(Task objective):
What lines in the records below mention "counts"? List them all.

>>>

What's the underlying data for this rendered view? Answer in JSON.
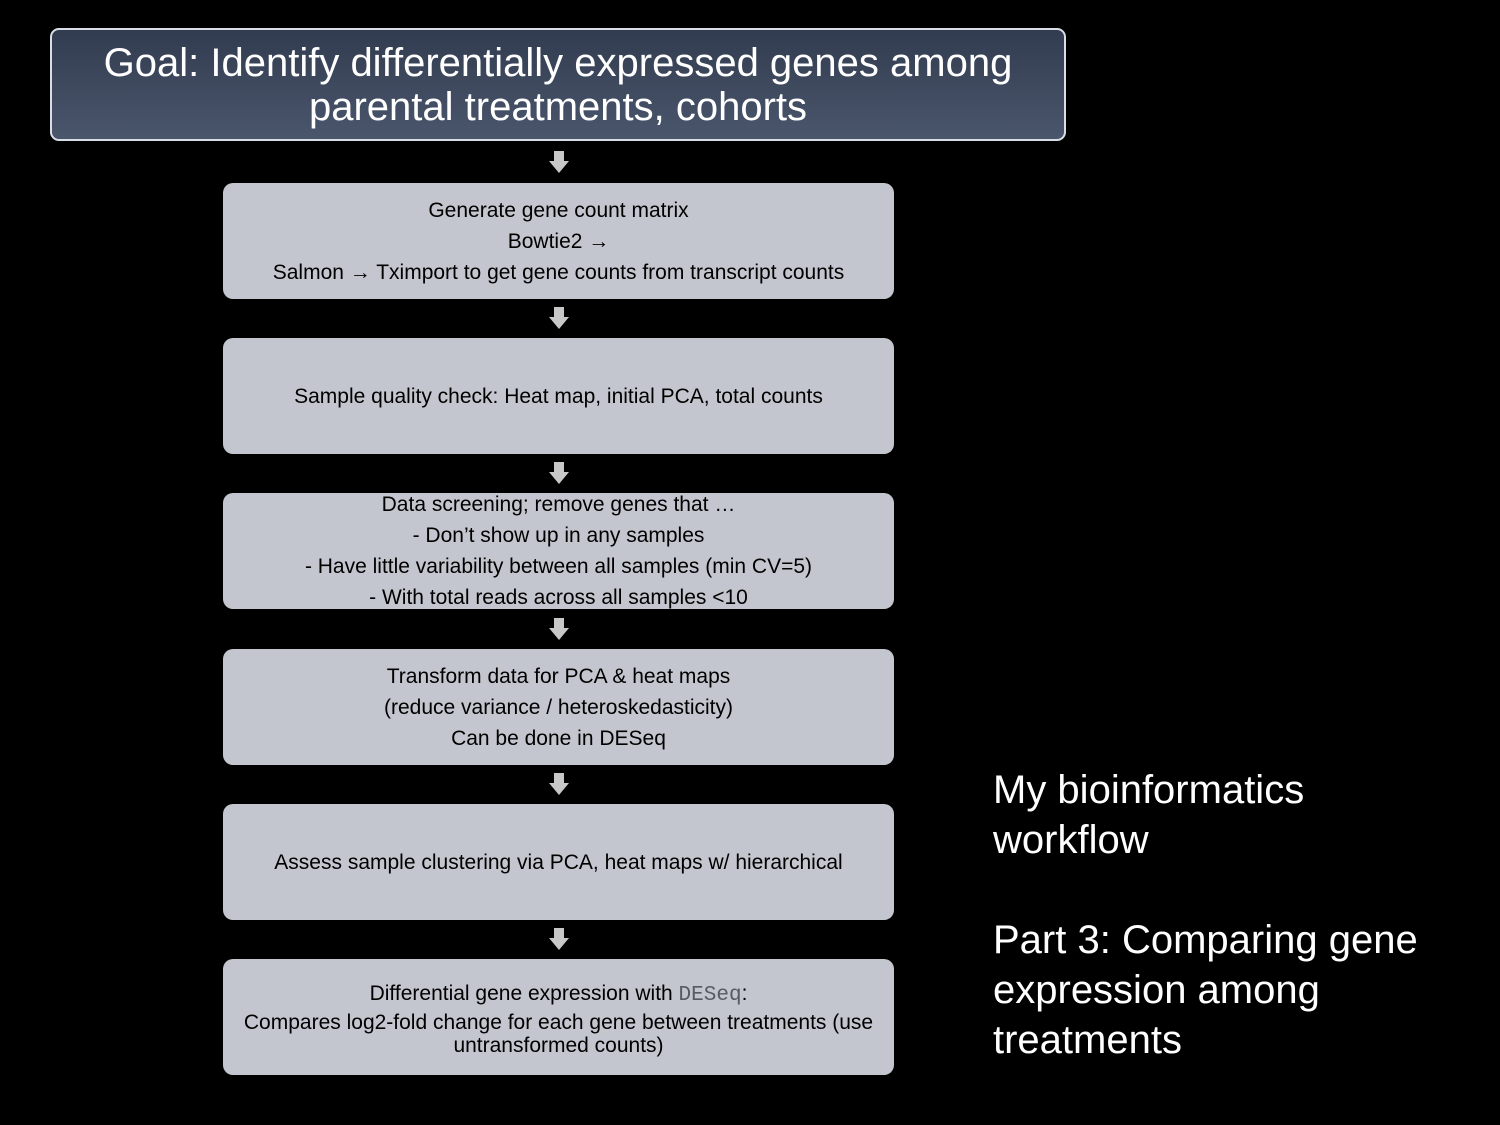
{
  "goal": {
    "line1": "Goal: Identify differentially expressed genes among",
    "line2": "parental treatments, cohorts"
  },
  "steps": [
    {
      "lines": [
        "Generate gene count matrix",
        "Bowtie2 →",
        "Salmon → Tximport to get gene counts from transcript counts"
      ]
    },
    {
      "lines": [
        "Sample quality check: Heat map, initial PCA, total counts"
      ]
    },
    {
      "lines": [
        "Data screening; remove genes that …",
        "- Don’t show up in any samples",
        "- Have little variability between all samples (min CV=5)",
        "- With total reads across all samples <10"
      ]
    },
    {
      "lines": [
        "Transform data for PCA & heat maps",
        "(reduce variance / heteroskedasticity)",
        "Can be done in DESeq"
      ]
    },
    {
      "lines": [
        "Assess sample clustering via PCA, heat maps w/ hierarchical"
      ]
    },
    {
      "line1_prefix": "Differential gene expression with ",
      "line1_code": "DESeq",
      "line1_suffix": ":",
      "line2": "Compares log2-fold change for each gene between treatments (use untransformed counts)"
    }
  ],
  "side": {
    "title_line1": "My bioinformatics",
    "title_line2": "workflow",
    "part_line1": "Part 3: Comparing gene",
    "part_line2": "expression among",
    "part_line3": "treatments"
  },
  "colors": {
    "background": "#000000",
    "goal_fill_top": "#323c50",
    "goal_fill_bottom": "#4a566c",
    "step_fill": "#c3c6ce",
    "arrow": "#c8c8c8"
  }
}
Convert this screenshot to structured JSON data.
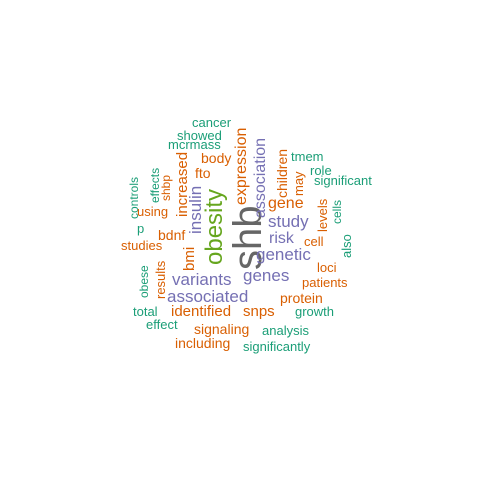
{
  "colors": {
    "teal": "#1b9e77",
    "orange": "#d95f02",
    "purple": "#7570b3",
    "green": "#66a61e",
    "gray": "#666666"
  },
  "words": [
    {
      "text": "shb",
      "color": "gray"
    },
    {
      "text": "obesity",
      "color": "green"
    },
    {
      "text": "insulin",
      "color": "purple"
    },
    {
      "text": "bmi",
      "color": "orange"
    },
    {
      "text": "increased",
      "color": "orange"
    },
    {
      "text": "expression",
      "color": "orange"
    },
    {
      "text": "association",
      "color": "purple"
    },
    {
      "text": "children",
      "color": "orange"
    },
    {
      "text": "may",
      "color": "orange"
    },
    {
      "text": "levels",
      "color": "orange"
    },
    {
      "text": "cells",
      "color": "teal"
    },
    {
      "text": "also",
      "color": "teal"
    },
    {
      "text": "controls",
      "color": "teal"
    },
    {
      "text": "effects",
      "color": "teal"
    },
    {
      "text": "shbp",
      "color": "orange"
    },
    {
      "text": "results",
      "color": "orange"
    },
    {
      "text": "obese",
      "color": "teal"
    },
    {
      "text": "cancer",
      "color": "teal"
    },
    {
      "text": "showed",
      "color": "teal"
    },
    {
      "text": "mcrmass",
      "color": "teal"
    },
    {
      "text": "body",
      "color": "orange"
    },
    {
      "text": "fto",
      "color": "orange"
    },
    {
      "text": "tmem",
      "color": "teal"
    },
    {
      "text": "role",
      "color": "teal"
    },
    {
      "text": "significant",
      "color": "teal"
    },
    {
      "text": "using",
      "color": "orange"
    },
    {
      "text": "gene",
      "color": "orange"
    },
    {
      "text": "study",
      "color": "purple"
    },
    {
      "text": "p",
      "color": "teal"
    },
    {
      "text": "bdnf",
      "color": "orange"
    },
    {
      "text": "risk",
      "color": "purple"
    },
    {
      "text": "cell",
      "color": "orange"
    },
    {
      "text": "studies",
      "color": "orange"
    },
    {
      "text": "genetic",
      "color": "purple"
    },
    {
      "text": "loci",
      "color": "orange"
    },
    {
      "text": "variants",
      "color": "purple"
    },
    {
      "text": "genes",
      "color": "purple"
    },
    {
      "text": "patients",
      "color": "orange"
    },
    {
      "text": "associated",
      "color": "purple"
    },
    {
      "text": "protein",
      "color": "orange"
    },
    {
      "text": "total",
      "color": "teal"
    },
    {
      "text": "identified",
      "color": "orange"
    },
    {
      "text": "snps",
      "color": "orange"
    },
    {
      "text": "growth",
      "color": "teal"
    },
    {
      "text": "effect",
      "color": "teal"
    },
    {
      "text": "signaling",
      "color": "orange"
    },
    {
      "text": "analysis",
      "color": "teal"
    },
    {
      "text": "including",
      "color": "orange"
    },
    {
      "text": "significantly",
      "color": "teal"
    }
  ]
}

<<<

(Output for this task):
        "Salmon → Tximport to get gene counts from transcript counts"
        "Sample quality check: Heat map, initial PCA, total counts"
      "line2": "Compares log2-fold change for each gene between treatments (use untransformed counts)"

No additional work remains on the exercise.